
  2. elwood June 4, 2009 at 3:51 pm #

    that some of elected leaders did “seem to be doing their best to sabotage it,” let’s put that behind us.

  3. Rep. Jim Splaine June 4, 2009 at 5:05 pm #

    Mo has been fantastic, incredible on the causes of equality for years.  This year, after she became involved in pushing House Bill 436 at the first public hearing on February 5th in the House Judiciary Committee, she organized hundreds of people to write to House and Senate members, generated vast numbers of phone calls and letters to the Governor and the Legislature, and kept the issue on track in the media — no easy task when it comes to messaging.  

    She has the excellent ability to look a reporter in the eye and say it all in a short, pithy, effective phrase or two, right up to her interview on Channel 9 WMUR after the Governor signed marriage equality when with a smile she said, “We’re equal.  Equal isn’t nothing; equal is everything.”  

    She attended most of the weekly strategy meetings we called at the State House during the past several months to lay out plans for our approach as she coordinated her efforts with our Legislative strategy.  AND her talent at finding a way to get Legislators to “yes” really is near-legendary.
____
| What you need to do |
According to the comment praising Mo, why were the weekly strategy meetings at the State House called? These entries are not needed for the work on the text.

Document understanding data:
____
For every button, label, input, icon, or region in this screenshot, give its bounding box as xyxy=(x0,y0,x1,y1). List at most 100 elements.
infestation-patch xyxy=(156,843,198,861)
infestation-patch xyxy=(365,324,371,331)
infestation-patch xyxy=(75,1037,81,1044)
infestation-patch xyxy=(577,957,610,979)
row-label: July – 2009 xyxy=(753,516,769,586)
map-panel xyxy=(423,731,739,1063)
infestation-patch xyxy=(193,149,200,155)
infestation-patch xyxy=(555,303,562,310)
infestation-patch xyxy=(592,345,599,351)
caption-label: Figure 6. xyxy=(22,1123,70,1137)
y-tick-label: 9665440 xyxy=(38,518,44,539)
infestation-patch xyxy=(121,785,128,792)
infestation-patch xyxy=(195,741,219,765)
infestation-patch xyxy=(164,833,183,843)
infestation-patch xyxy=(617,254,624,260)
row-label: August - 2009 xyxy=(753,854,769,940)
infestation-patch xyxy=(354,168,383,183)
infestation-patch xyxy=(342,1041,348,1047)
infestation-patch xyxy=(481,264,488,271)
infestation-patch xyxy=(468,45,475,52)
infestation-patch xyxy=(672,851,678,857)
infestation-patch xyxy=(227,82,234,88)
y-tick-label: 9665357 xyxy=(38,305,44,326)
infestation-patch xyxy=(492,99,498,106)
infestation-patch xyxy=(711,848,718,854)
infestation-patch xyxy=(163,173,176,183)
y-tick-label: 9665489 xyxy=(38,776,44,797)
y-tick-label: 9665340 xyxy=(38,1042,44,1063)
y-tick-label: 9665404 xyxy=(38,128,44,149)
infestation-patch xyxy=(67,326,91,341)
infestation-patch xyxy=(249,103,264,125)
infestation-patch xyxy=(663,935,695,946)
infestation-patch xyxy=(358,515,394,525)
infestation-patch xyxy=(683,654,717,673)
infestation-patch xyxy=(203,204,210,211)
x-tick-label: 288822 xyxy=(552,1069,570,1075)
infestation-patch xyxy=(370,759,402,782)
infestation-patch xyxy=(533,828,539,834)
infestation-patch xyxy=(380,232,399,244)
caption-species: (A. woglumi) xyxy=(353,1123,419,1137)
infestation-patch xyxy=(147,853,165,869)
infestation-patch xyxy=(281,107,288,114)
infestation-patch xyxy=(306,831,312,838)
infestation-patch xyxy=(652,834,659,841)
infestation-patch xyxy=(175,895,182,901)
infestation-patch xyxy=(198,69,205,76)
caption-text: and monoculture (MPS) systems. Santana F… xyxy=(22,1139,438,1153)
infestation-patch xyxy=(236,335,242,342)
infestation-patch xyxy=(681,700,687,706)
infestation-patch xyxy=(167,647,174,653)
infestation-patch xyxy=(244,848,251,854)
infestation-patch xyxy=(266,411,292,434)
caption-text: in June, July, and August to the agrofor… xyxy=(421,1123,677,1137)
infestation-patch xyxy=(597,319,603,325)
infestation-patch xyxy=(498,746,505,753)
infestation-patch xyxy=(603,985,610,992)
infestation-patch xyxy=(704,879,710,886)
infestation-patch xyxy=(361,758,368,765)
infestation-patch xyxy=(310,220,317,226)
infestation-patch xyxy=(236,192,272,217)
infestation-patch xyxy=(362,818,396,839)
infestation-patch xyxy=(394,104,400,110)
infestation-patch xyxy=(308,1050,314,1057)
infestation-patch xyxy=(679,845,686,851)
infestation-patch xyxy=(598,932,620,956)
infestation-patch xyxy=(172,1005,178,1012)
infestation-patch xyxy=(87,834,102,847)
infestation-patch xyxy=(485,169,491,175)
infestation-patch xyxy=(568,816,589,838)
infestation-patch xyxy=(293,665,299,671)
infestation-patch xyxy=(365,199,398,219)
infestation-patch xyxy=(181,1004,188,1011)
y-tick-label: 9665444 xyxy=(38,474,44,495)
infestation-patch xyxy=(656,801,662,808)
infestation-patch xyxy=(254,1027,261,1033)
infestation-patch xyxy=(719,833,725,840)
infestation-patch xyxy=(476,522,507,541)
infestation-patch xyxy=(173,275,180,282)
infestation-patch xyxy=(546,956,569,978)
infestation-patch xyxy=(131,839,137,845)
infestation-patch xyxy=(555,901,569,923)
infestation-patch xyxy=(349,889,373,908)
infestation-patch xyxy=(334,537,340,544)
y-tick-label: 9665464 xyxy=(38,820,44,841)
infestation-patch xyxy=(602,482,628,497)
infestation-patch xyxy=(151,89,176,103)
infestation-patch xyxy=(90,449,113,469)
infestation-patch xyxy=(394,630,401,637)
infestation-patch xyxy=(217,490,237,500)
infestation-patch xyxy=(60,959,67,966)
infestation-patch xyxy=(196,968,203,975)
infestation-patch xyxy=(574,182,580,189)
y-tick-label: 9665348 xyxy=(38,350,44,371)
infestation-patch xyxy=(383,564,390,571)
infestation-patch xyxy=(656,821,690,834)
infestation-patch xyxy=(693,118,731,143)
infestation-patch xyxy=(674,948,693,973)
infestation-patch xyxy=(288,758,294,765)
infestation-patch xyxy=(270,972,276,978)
____
| Answer to the exercise |
The meetings were called to lay out plans for the group's approach over the past several months. Mo attended most of them as she coordinated her efforts with the Legislative strategy.